» What to do: Quote the post on polygonal decompositions of surfaces word for word, starting with "I’m worried that" and going on through "what I’m including!".

Document text start

Skip to the Main Content

Note:These pages make extensive use of the latest XHTML and CSS Standards. They ought to look great in any standards-compliant modern browser. Unfortunately, they will probably look horrible in older browsers, like Netscape 4.x and IE 4.x. Moreover, many posts use MathML, which is, currently only supported in Mozilla. My best suggestion (and you will thank me when surfing an ever-increasing number of sites on the web which have been crafted to use the new standards) is to upgrade to the latest version of your browser. If that's not possible, consider moving to the Standards-compliant and open-source Mozilla browser.

April 23, 2016

Polygonal Decompositions of Surfaces

Posted by John Baez

If you tell me you’re going to take a compact smooth 2-dimensional manifold and subdivide it into polygons, I know what you mean. You mean something like this picture by Norton Starr:

or this picture by Greg Egan:

(Click on the images for details.) But what’s the usual term for this concept, and the precise definition? I’m writing a paper that uses this concept, and I don’t want to spend my time proving basic stuff. I want to just refer to something.

I’m worried that CW decompositions of surfaces might include some things I don’t like, though I’m not sure.

Maybe I want PLCW decompositions, which seem to come in at least two versions: the old version discussed in C. Hog-Angeloni, W. Metzler, and A. Sieradski’s book Two-dimensional Homotopy and Combinatorial Group Theory, and a new version due to Kirillov. But I don’t even know if these two versions are the same!

One big question is whether one wants polygons to include ‘bigons’ or even ‘unigons’. For what I’m doing right now, I don’t much care. But I want to know what I’m including!

Another question is whether we can glue one edge of a polygon to another edge of that same polygon.

Surely there’s some standard, widely used notion here…

Posted at April 23, 2016 4:54 PM UTC

TrackBack URL for this Entry:   https://golem.ph.utexas.edu/cgi-bin/MT-3.0/dxy-tb.fcgi/2877

14 Comments & 0 Trackbacks

Re: Polygonal Decompositions of Surfaces

Well, in CW complexes, one doesn’t ask the attaching maps to be at all nice in any way, so long as they are continuous. Asking instead that they be cofibrations will mean the 2-cells internally look like polygons, but will also rule out glueing two sides of one such cell, AND ugons (in case that matters)… it also rules out monogons by accident, because it rules out their boundaries; but digons would be available.

Just to clarify your question for people knowing better than me: are you asking primarily to follow what people mean when they don’t spell out their sense of polygonal decomposition, or so you know what to call them for other folk to read?

Posted by: Jesse C. McKeown on April 23, 2016 8:12 PM | Permalink | Reply to this

Re: Polygonal Decompositions of Surfaces

Jesse wrote:

Just to clarify your question for people knowing better than me: are you asking primarily to follow what people mean when they don’t spell out their sense of polygonal decomposition, or so you know what to call them for other folk to read?

Document text end
Data provided start

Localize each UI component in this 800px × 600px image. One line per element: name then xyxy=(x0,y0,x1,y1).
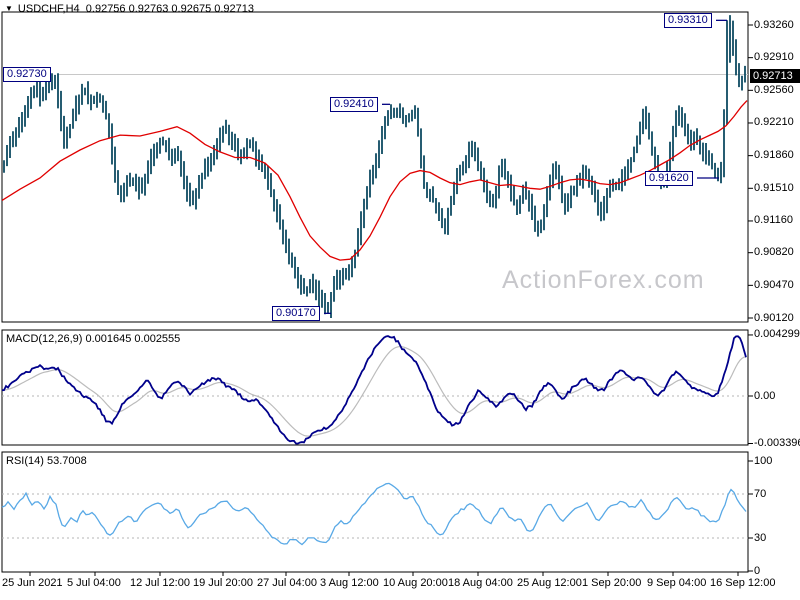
ohlc-readout: 0.92756 0.92763 0.92675 0.92713 xyxy=(85,3,254,15)
chart-window: ▼ USDCHF,H4 0.92756 0.92763 0.92675 0.927… xyxy=(0,0,800,600)
x-axis-label: 1 Sep 20:00 xyxy=(582,577,642,589)
x-axis-label: 25 Jun 2021 xyxy=(2,577,63,589)
y-axis-tick-label: 0.91860 xyxy=(754,149,794,162)
price-callout: 0.91620 xyxy=(645,170,693,186)
rsi-indicator-label: RSI(14) 53.7008 xyxy=(6,455,87,467)
macd-tick-label: 0.00 xyxy=(754,389,776,402)
chart-title: ▼ USDCHF,H4 0.92756 0.92763 0.92675 0.927… xyxy=(5,3,254,15)
price-callout: 0.92730 xyxy=(3,66,51,82)
x-axis-label: 18 Aug 04:00 xyxy=(448,577,513,589)
price-callout: 0.93310 xyxy=(664,12,712,28)
y-axis-tick-label: 0.92560 xyxy=(754,83,794,96)
x-axis-label: 16 Sep 12:00 xyxy=(710,577,776,589)
macd-indicator-label: MACD(12,26,9) 0.001645 0.002555 xyxy=(6,333,181,345)
rsi-tick-label: 30 xyxy=(754,531,767,544)
price-callout: 0.90170 xyxy=(272,305,320,321)
x-axis-label: 10 Aug 20:00 xyxy=(383,577,448,589)
chart-canvas xyxy=(1,11,753,576)
y-axis-tick-label: 0.91160 xyxy=(754,214,793,227)
macd-tick-label: -0.003396 xyxy=(754,437,800,449)
symbol-timeframe: USDCHF,H4 xyxy=(17,3,80,15)
y-axis-tick-label: 0.90120 xyxy=(754,311,794,324)
symbol-dropdown-icon[interactable]: ▼ xyxy=(5,4,13,13)
x-axis-label: 9 Sep 04:00 xyxy=(647,577,707,589)
y-axis-tick-label: 0.90820 xyxy=(754,246,794,259)
y-axis-tick-label: 0.91510 xyxy=(754,181,794,194)
rsi-tick-label: 0 xyxy=(754,564,761,577)
current-price-badge: 0.92713 xyxy=(750,69,800,84)
x-axis-label: 27 Jul 04:00 xyxy=(257,577,317,589)
x-axis-label: 3 Aug 12:00 xyxy=(320,577,379,589)
rsi-tick-label: 100 xyxy=(754,454,773,467)
price-callout: 0.92410 xyxy=(330,96,378,112)
y-axis-tick-label: 0.92910 xyxy=(754,51,794,64)
rsi-tick-label: 70 xyxy=(754,487,767,500)
macd-tick-label: 0.004299 xyxy=(754,328,800,341)
x-axis-label: 25 Aug 12:00 xyxy=(517,577,582,589)
x-axis-label: 19 Jul 20:00 xyxy=(193,577,253,589)
y-axis-tick-label: 0.93260 xyxy=(754,18,794,31)
x-axis-label: 5 Jul 04:00 xyxy=(67,577,121,589)
x-axis-label: 12 Jul 12:00 xyxy=(130,577,190,589)
watermark: ActionForex.com xyxy=(502,266,705,294)
y-axis-tick-label: 0.92210 xyxy=(754,116,794,129)
y-axis-tick-label: 0.90470 xyxy=(754,278,794,291)
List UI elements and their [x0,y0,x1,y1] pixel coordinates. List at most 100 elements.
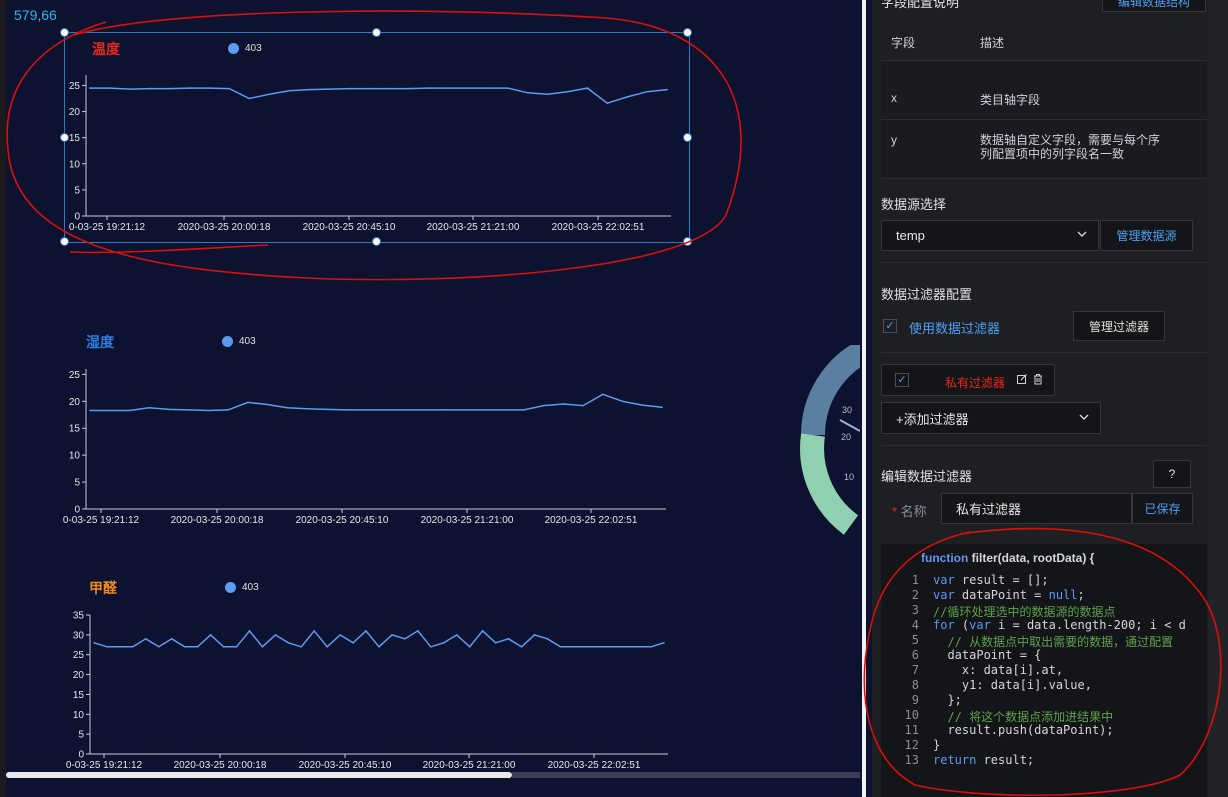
data-point [235,646,238,648]
data-point [503,409,506,411]
legend-formaldehyde[interactable]: 403 [225,582,259,593]
add-filter-select[interactable]: +添加过滤器 [881,402,1101,434]
data-point [266,403,269,406]
delete-icon[interactable] [1032,373,1044,388]
annotation-underline [69,244,269,254]
filter-item-name: 私有过滤器 [945,376,1006,390]
x-tick-label: 2020-03-25 21:21:00 [423,760,516,770]
legend-label: 403 [239,336,256,347]
data-point [621,400,624,403]
col-header-field: 字段 [891,36,916,50]
y-tick-label: 20 [73,670,85,681]
data-point [196,646,199,648]
data-point [170,638,173,640]
data-point [286,407,289,409]
data-point [430,646,432,648]
data-point [663,642,665,644]
use-filter-checkbox[interactable]: ✓ [883,319,897,333]
x-tick-label: 0-03-25 19:21:12 [66,760,143,770]
name-field-label: * 名称 [892,504,927,519]
data-point [444,409,446,411]
filter-name-value: 私有过滤器 [956,502,1022,517]
data-point [624,646,626,648]
data-point [602,393,604,396]
legend-humidity[interactable]: 403 [222,336,256,347]
data-point [533,634,536,636]
y-tick-label: 10 [69,451,81,462]
data-point [559,646,562,648]
gauge-arc-upper [801,345,860,436]
edit-icon[interactable] [1016,373,1028,388]
data-point [520,646,523,648]
data-point [598,646,600,648]
gauge-widget[interactable]: 30 20 10 [796,345,860,545]
x-tick-label: 2020-03-25 20:45:10 [296,515,389,526]
field-config-header: 字段配置说明 [881,0,960,10]
help-button[interactable]: ? [1153,460,1191,488]
y-tick-label: 0 [74,505,80,516]
horizontal-scrollbar-thumb[interactable] [6,772,512,778]
legend-label: 403 [242,582,259,593]
add-filter-label: +添加过滤器 [896,411,969,427]
x-tick-label: 2020-03-25 20:00:18 [171,515,264,526]
annotation-ellipse [6,10,742,281]
table-cell-field: y [891,133,897,147]
gauge-label: 20 [841,432,851,442]
annotation-layer [6,10,742,281]
data-point [562,403,565,405]
edit-data-structure-button[interactable]: 编辑数据结构 [1102,0,1206,12]
data-point [455,634,458,636]
use-filter-label[interactable]: 使用数据过滤器 [909,318,1000,337]
annotation-code-ellipse [863,527,1222,797]
y-tick-label: 0 [78,750,84,761]
data-point [248,630,251,632]
datasource-label: 数据源选择 [881,197,947,212]
y-tick-label: 5 [78,730,84,741]
data-point [546,638,549,640]
x-tick-label: 0-03-25 19:21:12 [63,515,140,526]
filter-item[interactable]: ✓ 私有过滤器 [881,364,1055,396]
x-tick-label: 2020-03-25 22:02:51 [545,515,638,526]
datasource-select[interactable]: temp [881,220,1099,251]
data-point [352,642,354,644]
manage-filter-button[interactable]: 管理过滤器 [1073,311,1165,341]
data-point [222,646,225,648]
x-tick-label: 2020-03-25 21:21:00 [421,515,514,526]
y-tick-label: 15 [69,424,81,435]
horizontal-scrollbar-track[interactable] [512,772,860,778]
chart-title-humidity: 湿度 [86,334,114,350]
data-point [483,409,486,411]
data-point [542,404,545,407]
datasource-value: temp [896,228,925,243]
data-point [261,646,264,648]
table-cell-desc: 类目轴字段 [980,93,1041,107]
data-point [365,630,367,632]
data-point [93,642,95,644]
gauge-label: 10 [844,472,854,482]
data-point [481,630,484,632]
y-tick-label: 10 [73,710,85,721]
data-point [345,409,348,411]
series-line [93,629,665,648]
data-point [404,638,406,640]
dashboard-canvas[interactable]: 0 5 10 15 20 25 0-03-25 19:21:12 2020-03-25 20:… [6,0,860,770]
data-point [650,646,652,648]
data-point [119,646,121,648]
data-point [585,646,588,648]
filter-item-checkbox[interactable]: ✓ [895,373,909,387]
data-point [417,630,419,632]
data-point [611,646,613,648]
data-point [287,642,290,644]
y-tick-label: 35 [73,611,85,622]
x-tick-label: 2020-03-25 20:00:18 [174,760,267,770]
table-cell-field: x [891,91,897,105]
data-point [300,646,303,648]
chart-title-formaldehyde: 甲醛 [89,580,117,596]
data-point [523,409,525,411]
filter-config-label: 数据过滤器配置 [881,287,973,302]
data-point [128,409,131,412]
divider [881,445,1207,446]
data-point [313,630,316,632]
manage-datasource-button[interactable]: 管理数据源 [1100,220,1193,251]
data-point [637,646,639,648]
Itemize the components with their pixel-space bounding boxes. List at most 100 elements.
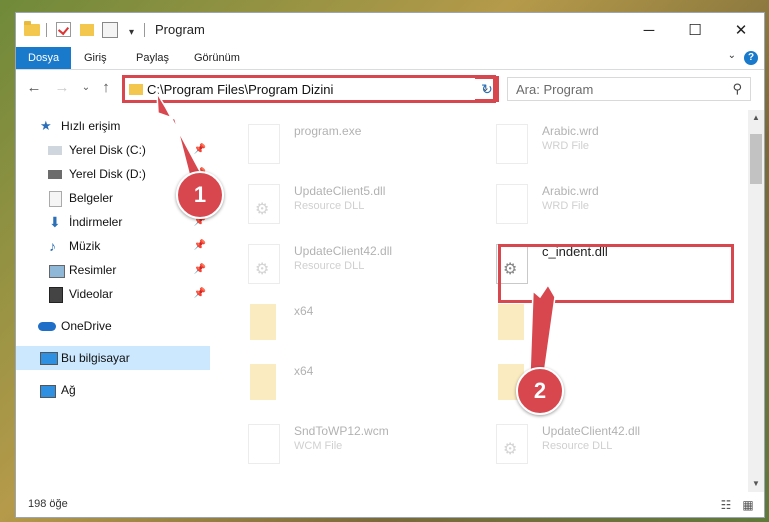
sidebar-item-disk-c[interactable]: Yerel Disk (C:) 📌 xyxy=(16,138,210,162)
computer-icon xyxy=(40,352,58,365)
star-icon: ★ xyxy=(40,118,52,133)
file-type: Resource DLL xyxy=(294,260,365,272)
file-item[interactable]: x64 xyxy=(226,358,466,418)
large-icons-view-icon[interactable]: ▦ xyxy=(740,497,756,513)
address-path[interactable]: C:\Program Files\Program Dizini xyxy=(147,82,333,97)
pin-icon: 📌 xyxy=(193,288,206,299)
download-icon: ⬇ xyxy=(49,214,61,230)
up-arrow-icon[interactable]: ↑ xyxy=(96,78,116,98)
file-type: WRD File xyxy=(542,200,590,212)
file-name: UpdateClient42.dll xyxy=(294,244,393,258)
scroll-up-icon[interactable]: ▲ xyxy=(748,110,764,126)
file-item[interactable]: SndToWP12.wcm WCM File xyxy=(226,418,466,478)
sidebar-item-label: Bu bilgisayar xyxy=(61,351,130,365)
file-name: UpdateClient42.dll xyxy=(542,424,641,438)
vertical-scrollbar[interactable]: ▲ ▼ xyxy=(748,110,764,492)
dll-file-icon xyxy=(496,244,528,284)
file-name: x64 xyxy=(294,364,314,378)
folder-icon xyxy=(129,84,143,95)
explorer-window: ▾ Program ─ ☐ ✕ Dosya Giriş Paylaş Görün… xyxy=(15,12,765,518)
back-arrow-icon[interactable]: ← xyxy=(24,78,44,98)
dll-file-icon xyxy=(248,244,280,284)
search-icon[interactable]: ⚲ xyxy=(732,81,742,97)
sidebar-item-label: Yerel Disk (C:) xyxy=(69,143,146,157)
file-name: program.exe xyxy=(294,124,362,138)
file-name: Arabic.wrd xyxy=(542,124,599,138)
maximize-button[interactable]: ☐ xyxy=(672,13,718,47)
properties-check-icon[interactable] xyxy=(56,22,71,37)
title-bar: ▾ Program ─ ☐ ✕ xyxy=(16,13,764,47)
file-item[interactable] xyxy=(474,298,714,358)
file-icon xyxy=(248,424,280,464)
drive-icon xyxy=(48,170,62,179)
file-icon xyxy=(496,184,528,224)
file-type: Resource DLL xyxy=(542,440,613,452)
folder-icon xyxy=(498,304,524,340)
sidebar-item-onedrive[interactable]: OneDrive xyxy=(16,314,210,338)
scroll-thumb[interactable] xyxy=(750,134,762,184)
sidebar-item-label: Videolar xyxy=(69,287,113,301)
list-properties-icon[interactable] xyxy=(102,22,118,38)
sidebar-item-label: OneDrive xyxy=(61,319,112,333)
folder-icon xyxy=(250,304,276,340)
sidebar-item-videos[interactable]: Videolar 📌 xyxy=(16,282,210,306)
sidebar-item-label: Müzik xyxy=(69,239,101,253)
sidebar-item-downloads[interactable]: ⬇ İndirmeler 📌 xyxy=(16,210,210,234)
sidebar-item-quick-access[interactable]: ★ Hızlı erişim xyxy=(16,114,210,138)
folder-icon xyxy=(24,21,40,36)
dll-file-icon xyxy=(248,184,280,224)
file-item[interactable] xyxy=(474,358,714,418)
sidebar-item-network[interactable]: Ağ xyxy=(16,378,210,402)
file-item[interactable]: UpdateClient42.dll Resource DLL xyxy=(474,418,714,478)
navigation-bar: ← → ⌄ ↑ C:\Program Files\Program Dizini … xyxy=(16,70,764,106)
chevron-down-icon[interactable]: ⌄ xyxy=(728,50,736,61)
customize-toolbar-icon[interactable]: ▾ xyxy=(129,24,134,40)
close-button[interactable]: ✕ xyxy=(718,13,764,47)
sidebar-item-this-pc[interactable]: Bu bilgisayar xyxy=(16,346,210,370)
sidebar-item-label: Yerel Disk (D:) xyxy=(69,167,146,181)
drive-icon xyxy=(48,146,62,155)
details-view-icon[interactable]: ☷ xyxy=(718,497,734,513)
video-icon xyxy=(49,287,63,303)
file-type: WCM File xyxy=(294,440,343,452)
file-item[interactable]: Arabic.wrd WRD File xyxy=(474,118,714,178)
file-item[interactable]: UpdateClient5.dll Resource DLL xyxy=(226,178,466,238)
pictures-icon xyxy=(49,265,65,278)
music-icon: ♪ xyxy=(49,238,56,254)
step-marker-2: 2 xyxy=(516,367,564,415)
file-item[interactable]: x64 xyxy=(226,298,466,358)
dll-file-icon xyxy=(496,424,528,464)
file-name: SndToWP12.wcm xyxy=(294,424,389,438)
new-folder-icon[interactable] xyxy=(80,24,94,36)
file-item-c-indent-dll[interactable]: c_indent.dll xyxy=(474,238,714,298)
pin-icon: 📌 xyxy=(193,240,206,251)
refresh-icon[interactable]: ↻ xyxy=(475,77,499,101)
file-type: WRD File xyxy=(542,140,590,152)
sidebar-item-label: İndirmeler xyxy=(69,215,123,229)
tab-file[interactable]: Dosya xyxy=(16,47,72,69)
item-count: 198 öğe xyxy=(28,498,68,510)
search-input[interactable]: Ara: Program ⚲ xyxy=(507,77,751,101)
forward-arrow-icon[interactable]: → xyxy=(52,78,72,98)
file-item[interactable]: Arabic.wrd WRD File xyxy=(474,178,714,238)
file-item[interactable]: UpdateClient42.dll Resource DLL xyxy=(226,238,466,298)
minimize-button[interactable]: ─ xyxy=(626,13,672,47)
documents-icon xyxy=(49,191,62,207)
cloud-icon xyxy=(38,322,56,331)
scroll-down-icon[interactable]: ▼ xyxy=(748,476,764,492)
sidebar-item-pictures[interactable]: Resimler 📌 xyxy=(16,258,210,282)
tab-view[interactable]: Görünüm xyxy=(186,47,248,69)
file-icon xyxy=(496,124,528,164)
recent-locations-icon[interactable]: ⌄ xyxy=(76,78,96,98)
network-icon xyxy=(40,385,56,398)
help-icon[interactable]: ? xyxy=(744,51,758,65)
tab-home[interactable]: Giriş xyxy=(76,47,115,69)
tab-share[interactable]: Paylaş xyxy=(128,47,177,69)
file-name: UpdateClient5.dll xyxy=(294,184,386,198)
status-bar: 198 öğe ☷ ▦ xyxy=(16,493,764,517)
file-name: Arabic.wrd xyxy=(542,184,599,198)
sidebar-item-label: Resimler xyxy=(69,263,117,277)
address-bar[interactable]: C:\Program Files\Program Dizini ⌄ xyxy=(124,77,495,101)
sidebar-item-music[interactable]: ♪ Müzik 📌 xyxy=(16,234,210,258)
file-item[interactable]: program.exe xyxy=(226,118,466,178)
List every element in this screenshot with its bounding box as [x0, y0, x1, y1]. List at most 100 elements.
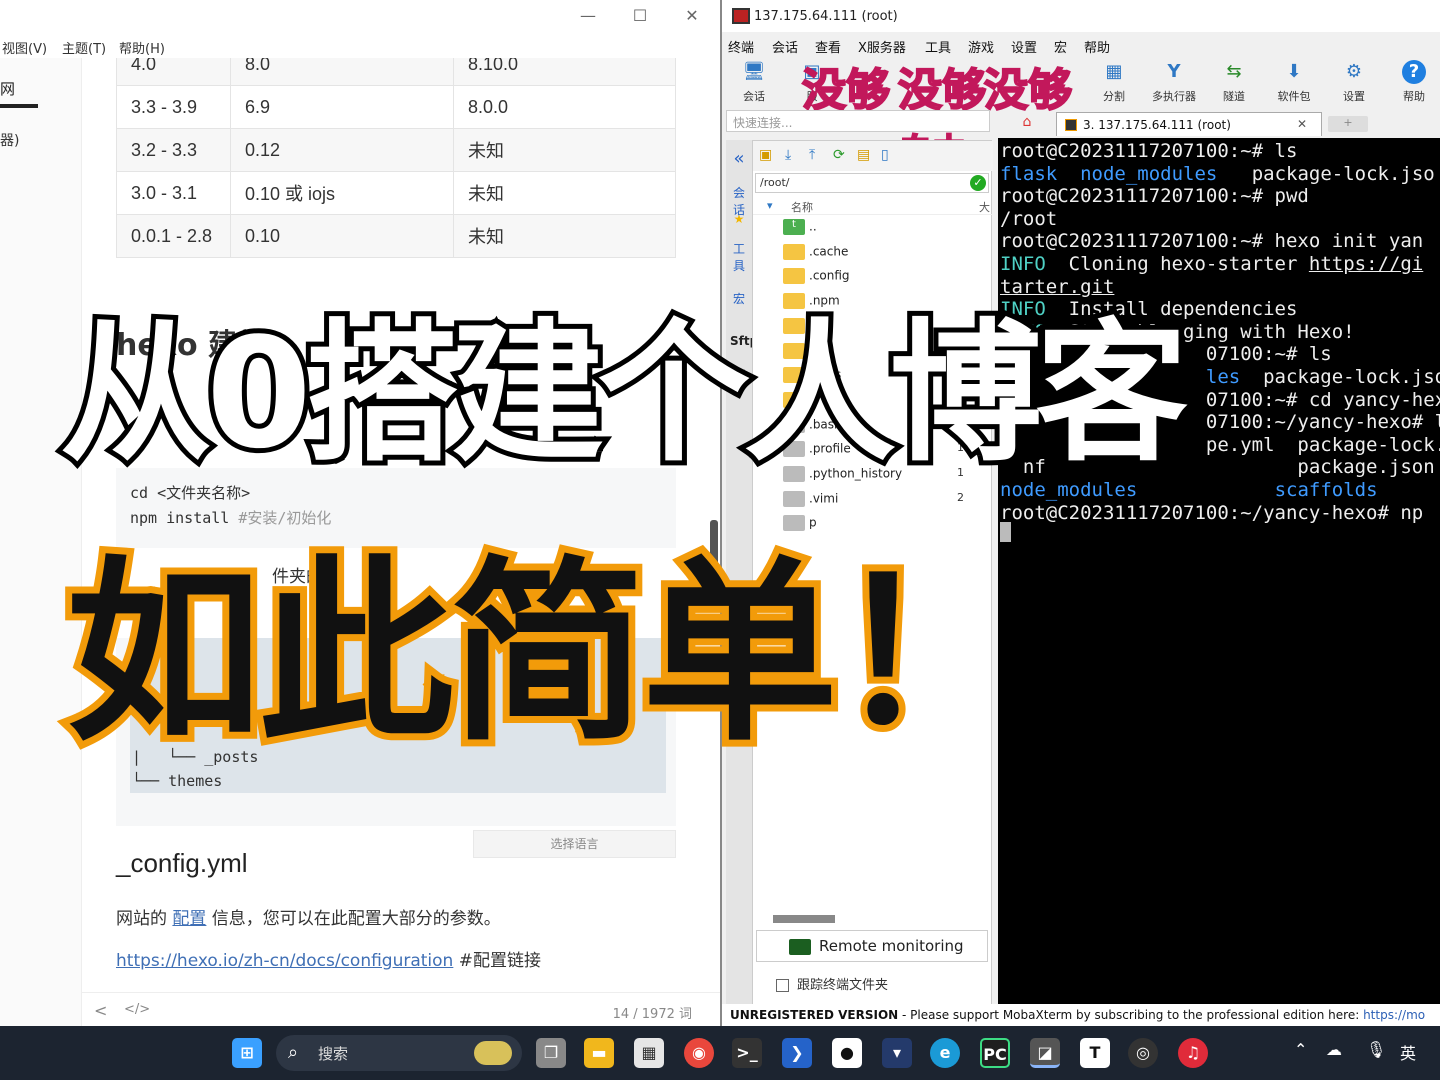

Data provided end

» Written reply:
I’m worried that CW decompositions of surfaces might include some things I don’t like, though I’m not sure.

Maybe I want PLCW decompositions, which seem to come in at least two versions: the old version discussed in C. Hog-Angeloni, W. Metzler, and A. Sieradski’s book Two-dimensional Homotopy and Combinatorial Group Theory, and a new version due to Kirillov. But I don’t even know if these two versions are the same!

One big question is whether one wants polygons to include ‘bigons’ or even ‘unigons’. For what I’m doing right now, I don’t much care. But I want to know what I’m including!